[Part of a data file]
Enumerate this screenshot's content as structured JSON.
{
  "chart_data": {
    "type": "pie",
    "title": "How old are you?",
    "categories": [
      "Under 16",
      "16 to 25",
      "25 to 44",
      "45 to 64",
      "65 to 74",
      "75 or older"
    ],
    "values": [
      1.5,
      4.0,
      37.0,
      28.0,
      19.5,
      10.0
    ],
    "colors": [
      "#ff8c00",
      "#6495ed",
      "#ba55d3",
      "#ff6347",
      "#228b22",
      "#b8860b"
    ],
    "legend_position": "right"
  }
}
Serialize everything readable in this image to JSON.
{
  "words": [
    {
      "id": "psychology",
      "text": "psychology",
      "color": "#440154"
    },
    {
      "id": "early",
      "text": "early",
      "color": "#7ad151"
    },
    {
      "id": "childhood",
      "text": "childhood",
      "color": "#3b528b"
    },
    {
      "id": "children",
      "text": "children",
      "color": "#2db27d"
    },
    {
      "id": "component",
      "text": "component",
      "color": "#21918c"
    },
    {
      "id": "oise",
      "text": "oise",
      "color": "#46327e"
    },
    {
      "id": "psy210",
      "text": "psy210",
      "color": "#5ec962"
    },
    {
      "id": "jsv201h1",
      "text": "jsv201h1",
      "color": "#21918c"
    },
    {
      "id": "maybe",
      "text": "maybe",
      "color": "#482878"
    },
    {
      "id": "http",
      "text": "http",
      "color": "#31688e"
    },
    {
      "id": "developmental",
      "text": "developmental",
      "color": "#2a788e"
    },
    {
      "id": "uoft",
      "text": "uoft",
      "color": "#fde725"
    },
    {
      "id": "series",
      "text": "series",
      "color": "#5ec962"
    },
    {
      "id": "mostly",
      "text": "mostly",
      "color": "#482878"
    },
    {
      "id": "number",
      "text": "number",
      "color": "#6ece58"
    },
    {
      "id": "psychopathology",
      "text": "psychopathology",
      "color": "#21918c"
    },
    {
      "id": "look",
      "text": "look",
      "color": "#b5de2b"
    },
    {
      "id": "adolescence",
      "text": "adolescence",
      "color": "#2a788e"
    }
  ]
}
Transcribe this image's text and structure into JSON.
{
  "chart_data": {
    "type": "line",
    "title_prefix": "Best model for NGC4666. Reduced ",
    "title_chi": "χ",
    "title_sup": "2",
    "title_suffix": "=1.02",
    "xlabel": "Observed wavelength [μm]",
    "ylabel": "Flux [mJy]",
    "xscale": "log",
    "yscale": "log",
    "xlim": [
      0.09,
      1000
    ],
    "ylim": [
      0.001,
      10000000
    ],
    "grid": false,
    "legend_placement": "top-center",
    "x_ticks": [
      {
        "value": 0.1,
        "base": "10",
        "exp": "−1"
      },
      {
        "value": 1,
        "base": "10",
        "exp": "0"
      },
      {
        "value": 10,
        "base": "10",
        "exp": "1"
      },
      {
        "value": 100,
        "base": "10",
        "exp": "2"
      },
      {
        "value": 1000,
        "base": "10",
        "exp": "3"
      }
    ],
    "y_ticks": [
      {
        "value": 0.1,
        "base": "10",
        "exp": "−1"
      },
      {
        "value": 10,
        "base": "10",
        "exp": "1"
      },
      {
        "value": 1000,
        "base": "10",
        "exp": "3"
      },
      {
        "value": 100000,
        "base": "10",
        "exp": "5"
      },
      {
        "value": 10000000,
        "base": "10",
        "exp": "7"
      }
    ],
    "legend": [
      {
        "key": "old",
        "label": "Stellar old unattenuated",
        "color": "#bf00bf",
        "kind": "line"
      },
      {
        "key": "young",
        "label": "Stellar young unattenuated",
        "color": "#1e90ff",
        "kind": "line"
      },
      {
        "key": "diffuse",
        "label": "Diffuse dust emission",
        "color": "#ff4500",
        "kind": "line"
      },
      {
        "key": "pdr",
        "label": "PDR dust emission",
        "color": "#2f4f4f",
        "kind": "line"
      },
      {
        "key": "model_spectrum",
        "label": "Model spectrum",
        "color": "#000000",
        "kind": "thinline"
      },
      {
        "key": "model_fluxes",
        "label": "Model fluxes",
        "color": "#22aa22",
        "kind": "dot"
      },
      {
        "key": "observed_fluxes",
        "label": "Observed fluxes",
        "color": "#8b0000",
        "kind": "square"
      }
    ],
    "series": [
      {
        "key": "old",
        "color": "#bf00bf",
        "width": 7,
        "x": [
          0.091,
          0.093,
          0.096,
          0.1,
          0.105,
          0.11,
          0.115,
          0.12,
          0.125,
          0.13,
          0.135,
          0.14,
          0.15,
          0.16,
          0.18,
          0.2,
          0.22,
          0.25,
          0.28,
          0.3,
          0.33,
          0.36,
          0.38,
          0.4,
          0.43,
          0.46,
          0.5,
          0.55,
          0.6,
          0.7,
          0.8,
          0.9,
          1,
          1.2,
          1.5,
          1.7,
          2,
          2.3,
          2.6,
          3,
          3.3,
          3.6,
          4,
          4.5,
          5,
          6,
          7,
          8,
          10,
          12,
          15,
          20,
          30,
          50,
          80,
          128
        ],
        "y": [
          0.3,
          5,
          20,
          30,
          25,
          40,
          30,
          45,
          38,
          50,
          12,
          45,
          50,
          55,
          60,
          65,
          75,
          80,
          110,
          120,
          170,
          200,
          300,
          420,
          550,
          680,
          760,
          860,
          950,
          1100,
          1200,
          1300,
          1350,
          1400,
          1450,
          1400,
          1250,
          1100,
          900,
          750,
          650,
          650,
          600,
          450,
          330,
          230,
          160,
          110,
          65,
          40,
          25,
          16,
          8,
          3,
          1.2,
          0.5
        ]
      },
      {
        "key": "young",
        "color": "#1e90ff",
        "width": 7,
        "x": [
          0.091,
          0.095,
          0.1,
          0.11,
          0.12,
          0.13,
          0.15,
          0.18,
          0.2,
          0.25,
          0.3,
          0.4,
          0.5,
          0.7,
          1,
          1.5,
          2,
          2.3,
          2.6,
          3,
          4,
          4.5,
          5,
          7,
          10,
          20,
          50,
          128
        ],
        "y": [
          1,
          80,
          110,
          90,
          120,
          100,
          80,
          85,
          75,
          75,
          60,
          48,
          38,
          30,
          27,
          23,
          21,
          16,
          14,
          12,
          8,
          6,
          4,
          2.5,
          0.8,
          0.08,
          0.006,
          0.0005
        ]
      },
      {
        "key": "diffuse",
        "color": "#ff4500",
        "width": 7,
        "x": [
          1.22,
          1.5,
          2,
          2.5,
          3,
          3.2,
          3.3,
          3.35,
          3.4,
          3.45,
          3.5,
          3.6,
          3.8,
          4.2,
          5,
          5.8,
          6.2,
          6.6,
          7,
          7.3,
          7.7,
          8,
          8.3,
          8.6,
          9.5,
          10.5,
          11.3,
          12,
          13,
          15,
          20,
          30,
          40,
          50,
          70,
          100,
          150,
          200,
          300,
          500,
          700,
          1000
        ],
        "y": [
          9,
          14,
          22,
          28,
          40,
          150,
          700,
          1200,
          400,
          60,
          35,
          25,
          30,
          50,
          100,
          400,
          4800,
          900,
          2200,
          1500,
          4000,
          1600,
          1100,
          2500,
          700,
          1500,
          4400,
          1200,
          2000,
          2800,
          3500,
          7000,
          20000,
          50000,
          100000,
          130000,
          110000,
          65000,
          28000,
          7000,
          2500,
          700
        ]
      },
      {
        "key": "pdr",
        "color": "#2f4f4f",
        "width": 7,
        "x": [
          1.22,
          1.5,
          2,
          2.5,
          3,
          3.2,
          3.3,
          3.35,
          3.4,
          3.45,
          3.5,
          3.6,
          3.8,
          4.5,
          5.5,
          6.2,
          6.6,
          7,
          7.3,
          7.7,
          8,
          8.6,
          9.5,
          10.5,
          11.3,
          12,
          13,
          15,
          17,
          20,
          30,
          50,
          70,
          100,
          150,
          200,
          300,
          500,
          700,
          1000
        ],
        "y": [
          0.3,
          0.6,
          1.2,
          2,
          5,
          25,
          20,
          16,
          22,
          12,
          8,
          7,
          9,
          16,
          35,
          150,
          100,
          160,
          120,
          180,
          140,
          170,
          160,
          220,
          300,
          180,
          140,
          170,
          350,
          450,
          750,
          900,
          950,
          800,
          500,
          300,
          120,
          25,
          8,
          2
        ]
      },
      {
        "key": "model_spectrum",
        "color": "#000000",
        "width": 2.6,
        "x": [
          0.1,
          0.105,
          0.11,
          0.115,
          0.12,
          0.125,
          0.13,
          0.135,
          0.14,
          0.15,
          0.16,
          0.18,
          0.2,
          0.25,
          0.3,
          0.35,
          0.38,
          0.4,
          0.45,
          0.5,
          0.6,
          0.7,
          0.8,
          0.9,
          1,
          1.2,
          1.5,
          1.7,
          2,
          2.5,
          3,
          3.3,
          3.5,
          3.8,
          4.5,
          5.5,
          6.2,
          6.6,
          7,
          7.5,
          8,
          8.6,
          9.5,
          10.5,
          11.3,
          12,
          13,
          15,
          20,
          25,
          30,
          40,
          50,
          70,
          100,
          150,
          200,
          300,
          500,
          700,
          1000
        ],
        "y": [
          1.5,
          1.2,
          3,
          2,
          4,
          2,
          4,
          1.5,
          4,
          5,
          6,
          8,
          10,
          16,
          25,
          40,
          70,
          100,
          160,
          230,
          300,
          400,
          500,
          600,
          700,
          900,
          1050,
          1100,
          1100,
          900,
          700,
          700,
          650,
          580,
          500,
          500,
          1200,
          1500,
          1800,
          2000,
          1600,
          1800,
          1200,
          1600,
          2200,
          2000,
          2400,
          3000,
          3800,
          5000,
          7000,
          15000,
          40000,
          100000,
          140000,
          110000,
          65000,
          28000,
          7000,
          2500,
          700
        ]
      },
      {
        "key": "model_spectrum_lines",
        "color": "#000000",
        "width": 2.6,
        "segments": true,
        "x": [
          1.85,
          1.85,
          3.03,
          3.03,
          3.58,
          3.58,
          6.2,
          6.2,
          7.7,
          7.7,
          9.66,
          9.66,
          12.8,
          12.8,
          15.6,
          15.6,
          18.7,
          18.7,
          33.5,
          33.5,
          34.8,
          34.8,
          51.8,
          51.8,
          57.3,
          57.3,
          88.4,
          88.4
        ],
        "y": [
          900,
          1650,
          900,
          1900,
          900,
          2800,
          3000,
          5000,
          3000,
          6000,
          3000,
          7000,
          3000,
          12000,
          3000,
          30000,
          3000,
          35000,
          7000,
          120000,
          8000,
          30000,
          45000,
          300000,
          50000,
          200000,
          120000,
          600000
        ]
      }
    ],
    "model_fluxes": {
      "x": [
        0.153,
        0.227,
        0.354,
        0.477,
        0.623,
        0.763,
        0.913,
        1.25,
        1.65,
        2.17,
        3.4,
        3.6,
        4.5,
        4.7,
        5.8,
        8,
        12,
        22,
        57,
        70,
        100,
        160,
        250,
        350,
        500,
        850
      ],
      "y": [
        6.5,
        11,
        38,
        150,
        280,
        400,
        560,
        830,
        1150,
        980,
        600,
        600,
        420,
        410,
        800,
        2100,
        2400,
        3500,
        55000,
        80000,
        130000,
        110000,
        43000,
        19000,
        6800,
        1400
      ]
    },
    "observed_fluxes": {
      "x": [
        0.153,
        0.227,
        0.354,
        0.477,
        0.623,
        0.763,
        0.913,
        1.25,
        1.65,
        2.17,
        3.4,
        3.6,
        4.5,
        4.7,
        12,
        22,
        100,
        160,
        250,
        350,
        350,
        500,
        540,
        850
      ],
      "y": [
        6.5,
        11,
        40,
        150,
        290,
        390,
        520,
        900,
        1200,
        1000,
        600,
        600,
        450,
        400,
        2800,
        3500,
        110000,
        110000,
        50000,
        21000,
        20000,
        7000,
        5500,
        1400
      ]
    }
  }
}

▶ _Requirement_: What is the number of lines in the listing that contain the string "image"? Reply with that number alone.

▶ _Right answer_: 2